PROBLEM: Reproduce the passage on cheap yoga word for word, starting with "The Economics of" and going on through "institution: cheap yoga.".

PASSAGE:
• • • •

The Economics of Cheap Yoga Don’t Really Add Up
Earlier this year, Sarah Maslin Nir’s exposé in the New York Times revealed the low pay and atrocious working conditions that exist in many of the discount nail salons that dot New York. Essentially, Nir made all of us who are willing to ignore the price that must ultimately be paid by someone in order to obtain discounted goods and services. Nir’s piece inspired close looks into other New York industries, like dollar slice joints, which thrive on bargain basement prices that are only made possible by underpaying workers. And then today, New York magazine writes about another common and surprisingly affordable New York institution: cheap yoga.
As anyone who likes to work out in classes—whether yoga or pilates or ballet barre or whatever—knows, it can get really expensive, really fast. Many premium classes (i.e. SoulCycle, Xtend Barre, etc.) cost $34 (not including the price of rental shoes or grippy socks!) each, making those of us who don’t have a few hundred bucks of disposable income every month out of luck when it comes to getting a professionally toned ass.

• • • •

GIVEN DATA:
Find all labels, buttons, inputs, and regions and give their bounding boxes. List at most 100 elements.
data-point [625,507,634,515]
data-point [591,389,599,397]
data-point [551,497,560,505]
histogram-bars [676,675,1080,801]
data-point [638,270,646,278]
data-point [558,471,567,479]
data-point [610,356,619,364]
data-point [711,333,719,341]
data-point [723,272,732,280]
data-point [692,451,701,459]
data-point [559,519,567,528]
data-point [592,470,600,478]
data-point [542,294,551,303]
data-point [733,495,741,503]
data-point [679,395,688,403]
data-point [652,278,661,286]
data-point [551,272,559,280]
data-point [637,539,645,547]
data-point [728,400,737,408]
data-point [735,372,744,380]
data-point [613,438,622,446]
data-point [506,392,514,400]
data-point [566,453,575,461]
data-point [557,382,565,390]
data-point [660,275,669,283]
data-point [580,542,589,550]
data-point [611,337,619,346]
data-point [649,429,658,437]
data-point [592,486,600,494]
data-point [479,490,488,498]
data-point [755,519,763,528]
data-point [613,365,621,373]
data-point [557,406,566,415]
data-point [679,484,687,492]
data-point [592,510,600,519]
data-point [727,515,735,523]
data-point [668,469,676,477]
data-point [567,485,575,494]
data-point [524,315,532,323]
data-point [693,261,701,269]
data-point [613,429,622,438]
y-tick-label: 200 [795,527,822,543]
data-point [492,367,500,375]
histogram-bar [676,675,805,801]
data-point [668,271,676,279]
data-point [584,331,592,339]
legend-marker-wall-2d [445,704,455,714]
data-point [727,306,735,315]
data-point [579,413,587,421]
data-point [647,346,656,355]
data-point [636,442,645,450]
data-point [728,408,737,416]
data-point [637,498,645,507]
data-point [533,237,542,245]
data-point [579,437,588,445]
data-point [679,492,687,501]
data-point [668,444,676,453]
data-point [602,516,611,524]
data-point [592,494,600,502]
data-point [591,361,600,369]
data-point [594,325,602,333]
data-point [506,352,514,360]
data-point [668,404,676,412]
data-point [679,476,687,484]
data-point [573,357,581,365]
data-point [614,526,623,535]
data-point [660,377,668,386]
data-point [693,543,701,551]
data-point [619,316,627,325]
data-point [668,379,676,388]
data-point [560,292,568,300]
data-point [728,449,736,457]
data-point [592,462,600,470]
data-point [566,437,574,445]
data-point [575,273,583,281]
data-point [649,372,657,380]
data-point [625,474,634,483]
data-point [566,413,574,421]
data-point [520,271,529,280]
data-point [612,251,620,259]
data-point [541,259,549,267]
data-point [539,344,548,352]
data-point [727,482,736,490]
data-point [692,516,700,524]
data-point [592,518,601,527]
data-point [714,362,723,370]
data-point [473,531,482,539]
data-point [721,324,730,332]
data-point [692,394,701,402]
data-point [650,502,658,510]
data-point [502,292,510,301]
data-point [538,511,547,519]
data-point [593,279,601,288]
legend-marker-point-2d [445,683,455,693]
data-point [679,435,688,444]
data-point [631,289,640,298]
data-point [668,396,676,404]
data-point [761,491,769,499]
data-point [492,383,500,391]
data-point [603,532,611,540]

• • • •

TASK RESULT:
The Economics of Cheap Yoga Don’t Really Add Up
Earlier this year, Sarah Maslin Nir’s exposé in the New York Times revealed the low pay and atrocious working conditions that exist in many of the discount nail salons that dot New York. Essentially, Nir made all of us who are willing to ignore the price that must ultimately be paid by someone in order to obtain discounted goods and services. Nir’s piece inspired close looks into other New York industries, like dollar slice joints, which thrive on bargain basement prices that are only made possible by underpaying workers. And then today, New York magazine writes about another common and surprisingly affordable New York institution: cheap yoga.